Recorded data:
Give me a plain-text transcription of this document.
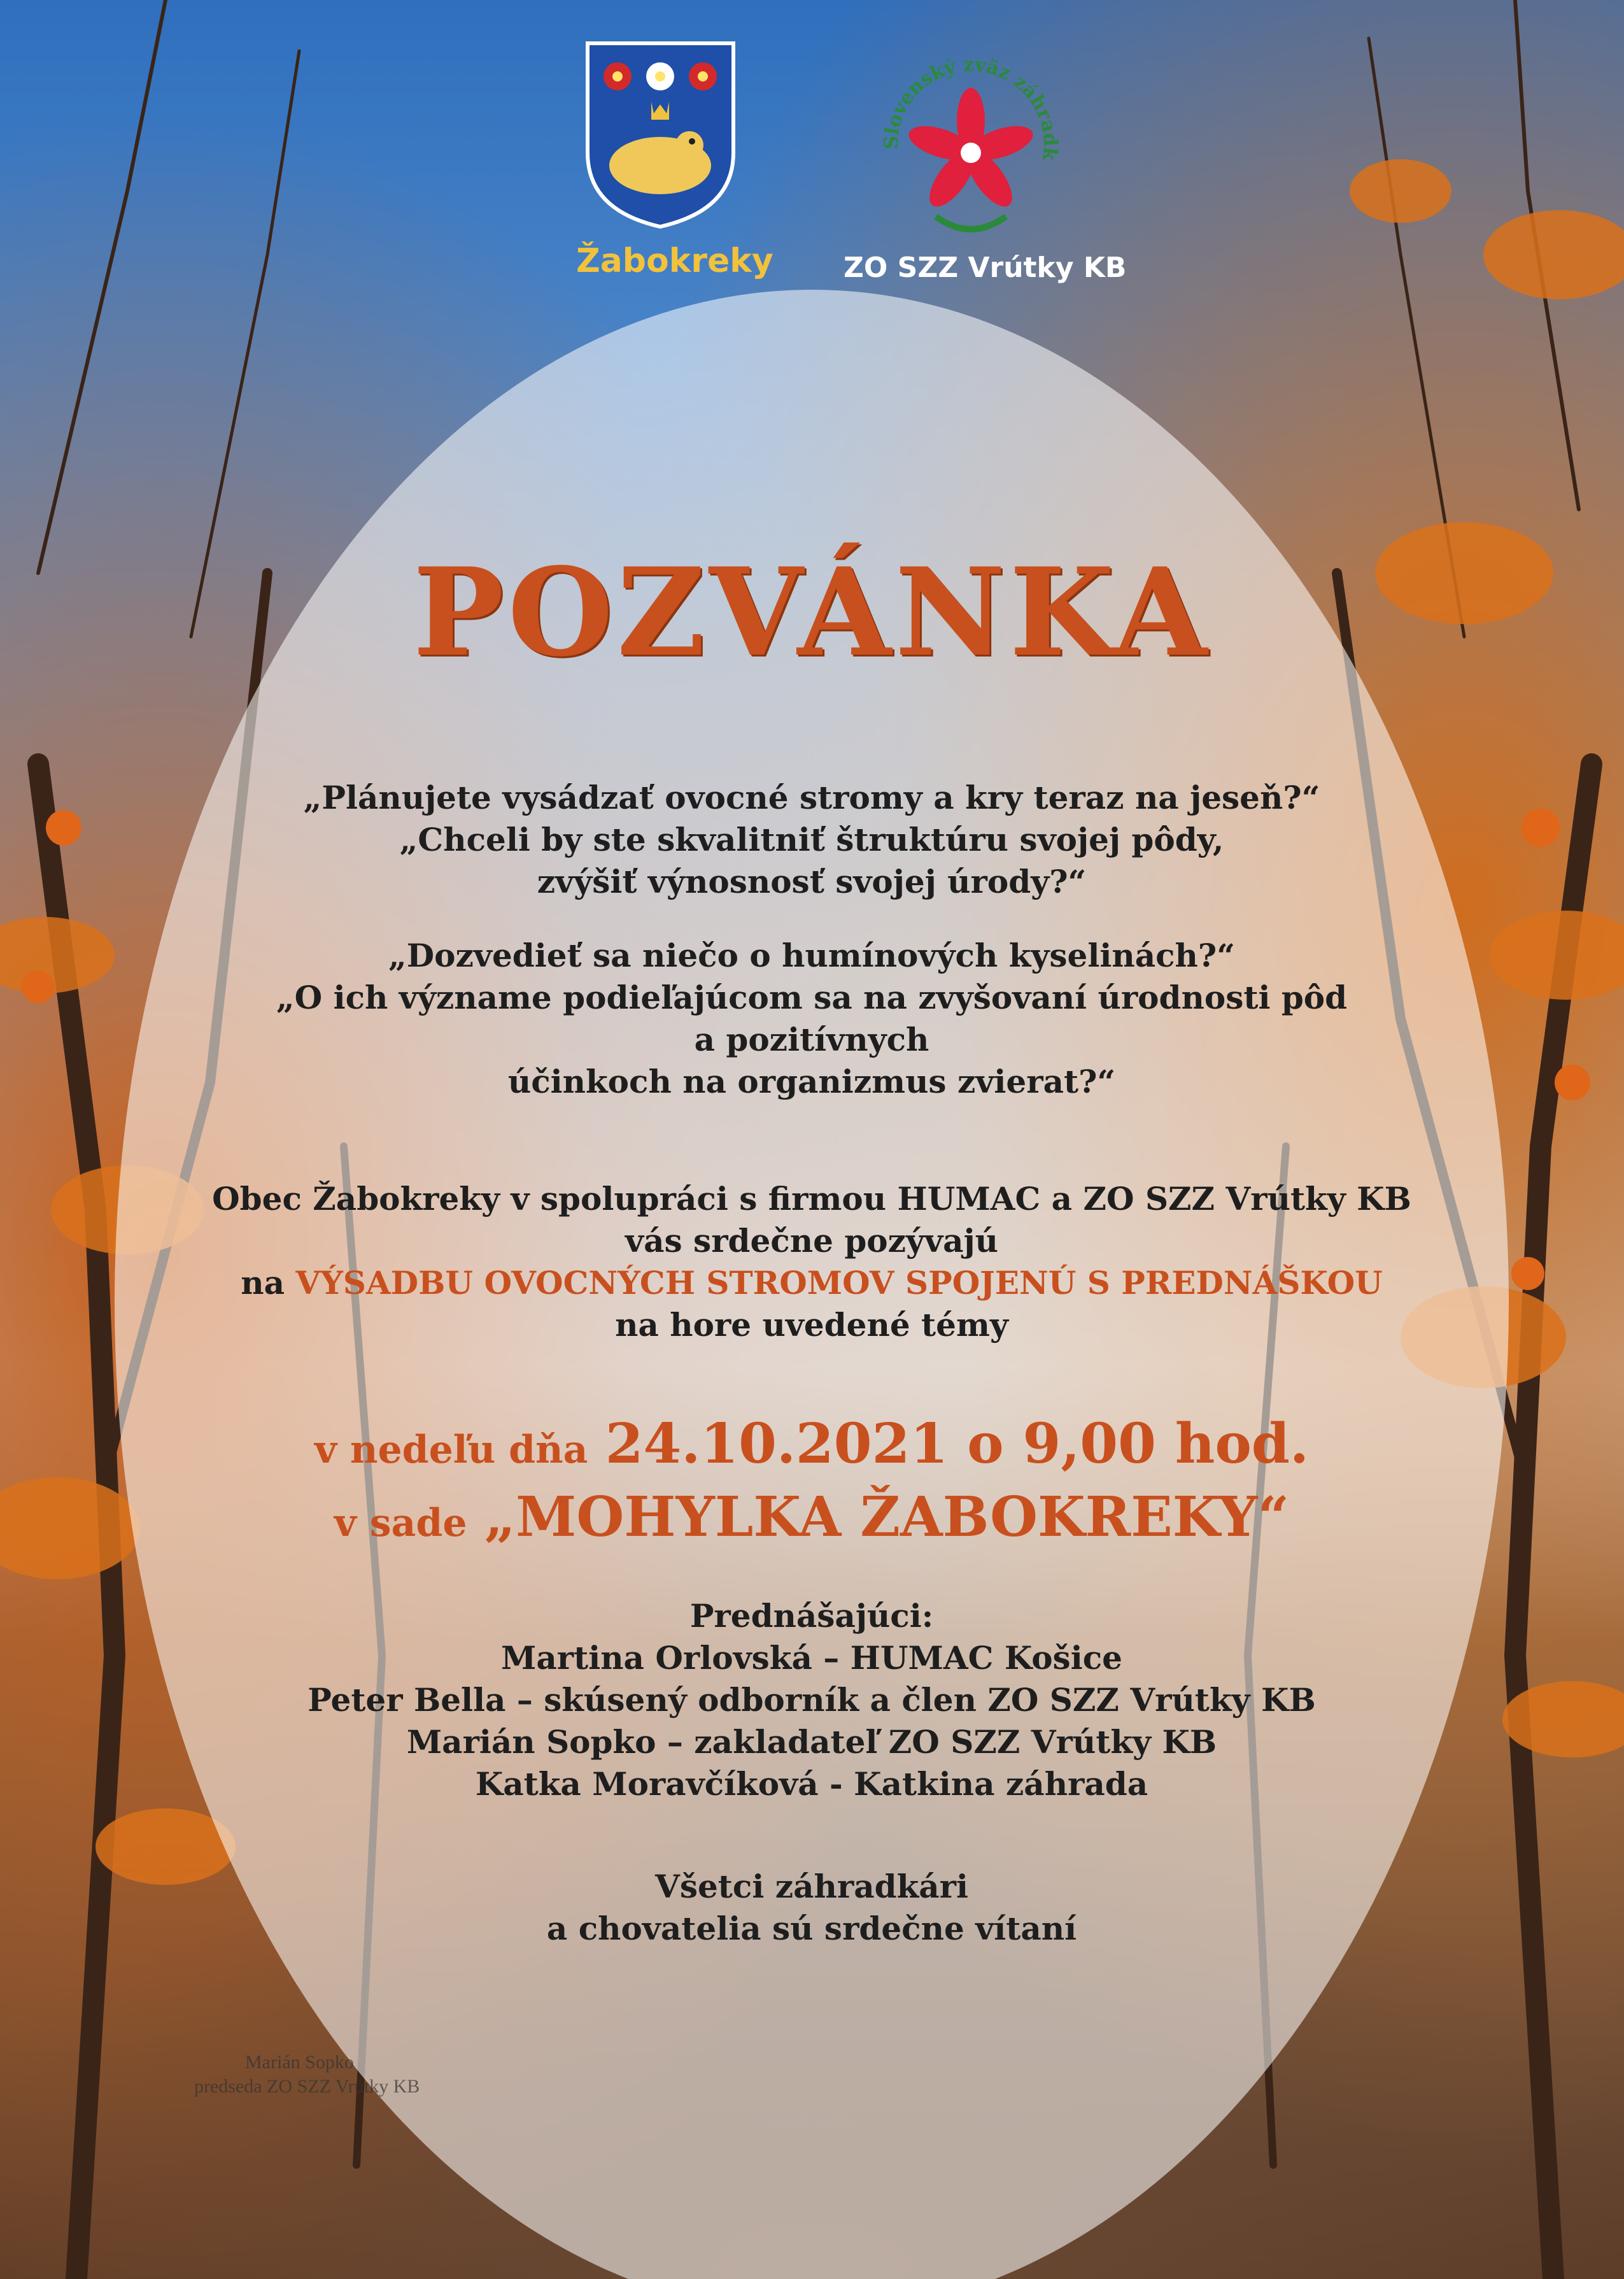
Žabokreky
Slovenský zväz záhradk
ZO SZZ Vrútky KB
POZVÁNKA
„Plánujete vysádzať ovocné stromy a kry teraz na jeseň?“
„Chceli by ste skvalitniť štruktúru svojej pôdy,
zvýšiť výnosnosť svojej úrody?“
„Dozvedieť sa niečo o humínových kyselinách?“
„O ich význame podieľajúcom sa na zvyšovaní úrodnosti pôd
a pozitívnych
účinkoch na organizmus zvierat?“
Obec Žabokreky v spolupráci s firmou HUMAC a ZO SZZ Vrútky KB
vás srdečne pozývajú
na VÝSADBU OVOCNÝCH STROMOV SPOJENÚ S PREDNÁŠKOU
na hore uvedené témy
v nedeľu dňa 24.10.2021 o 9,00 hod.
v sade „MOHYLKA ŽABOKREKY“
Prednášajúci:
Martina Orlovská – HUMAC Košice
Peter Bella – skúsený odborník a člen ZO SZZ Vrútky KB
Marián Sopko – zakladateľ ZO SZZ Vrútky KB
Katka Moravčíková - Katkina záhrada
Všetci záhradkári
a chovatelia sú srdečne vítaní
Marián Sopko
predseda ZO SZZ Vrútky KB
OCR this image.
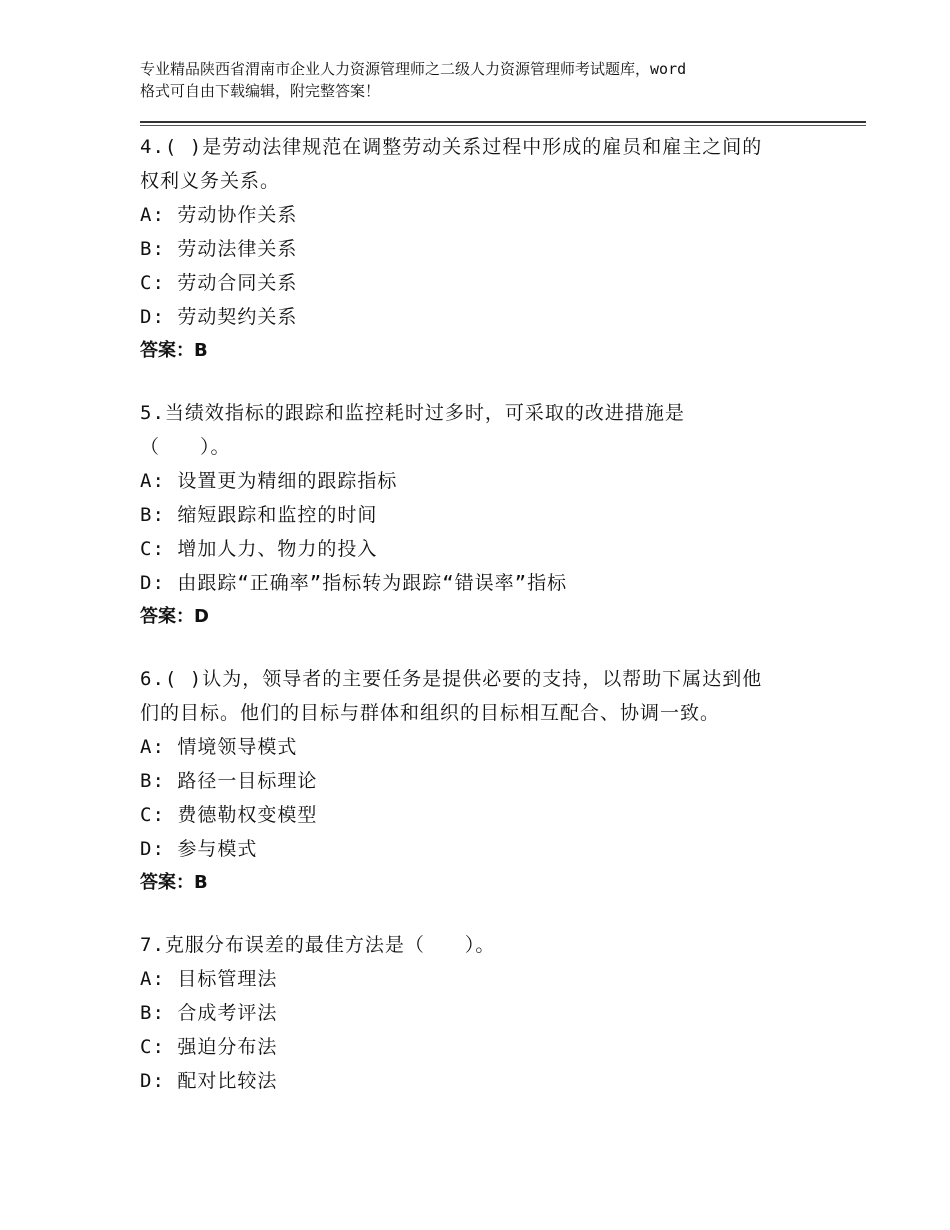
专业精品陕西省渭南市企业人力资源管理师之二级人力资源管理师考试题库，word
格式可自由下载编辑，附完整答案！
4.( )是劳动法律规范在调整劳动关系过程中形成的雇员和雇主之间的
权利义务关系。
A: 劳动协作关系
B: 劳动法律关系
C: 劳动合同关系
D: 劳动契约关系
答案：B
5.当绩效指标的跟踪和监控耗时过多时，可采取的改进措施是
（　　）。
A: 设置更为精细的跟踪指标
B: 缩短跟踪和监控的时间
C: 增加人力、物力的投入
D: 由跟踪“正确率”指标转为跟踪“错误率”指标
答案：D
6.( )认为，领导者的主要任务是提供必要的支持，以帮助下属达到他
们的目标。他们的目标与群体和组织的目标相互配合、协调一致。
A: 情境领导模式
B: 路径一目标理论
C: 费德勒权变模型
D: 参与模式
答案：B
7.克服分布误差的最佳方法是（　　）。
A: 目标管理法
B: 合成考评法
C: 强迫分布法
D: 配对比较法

EXERCISE PROMPT:
All lines in the data that contain the word "Marián" should be copied.

EXERCISE RESULT:
Marián Sopko – zakladateľ ZO SZZ Vrútky KB
Marián Sopko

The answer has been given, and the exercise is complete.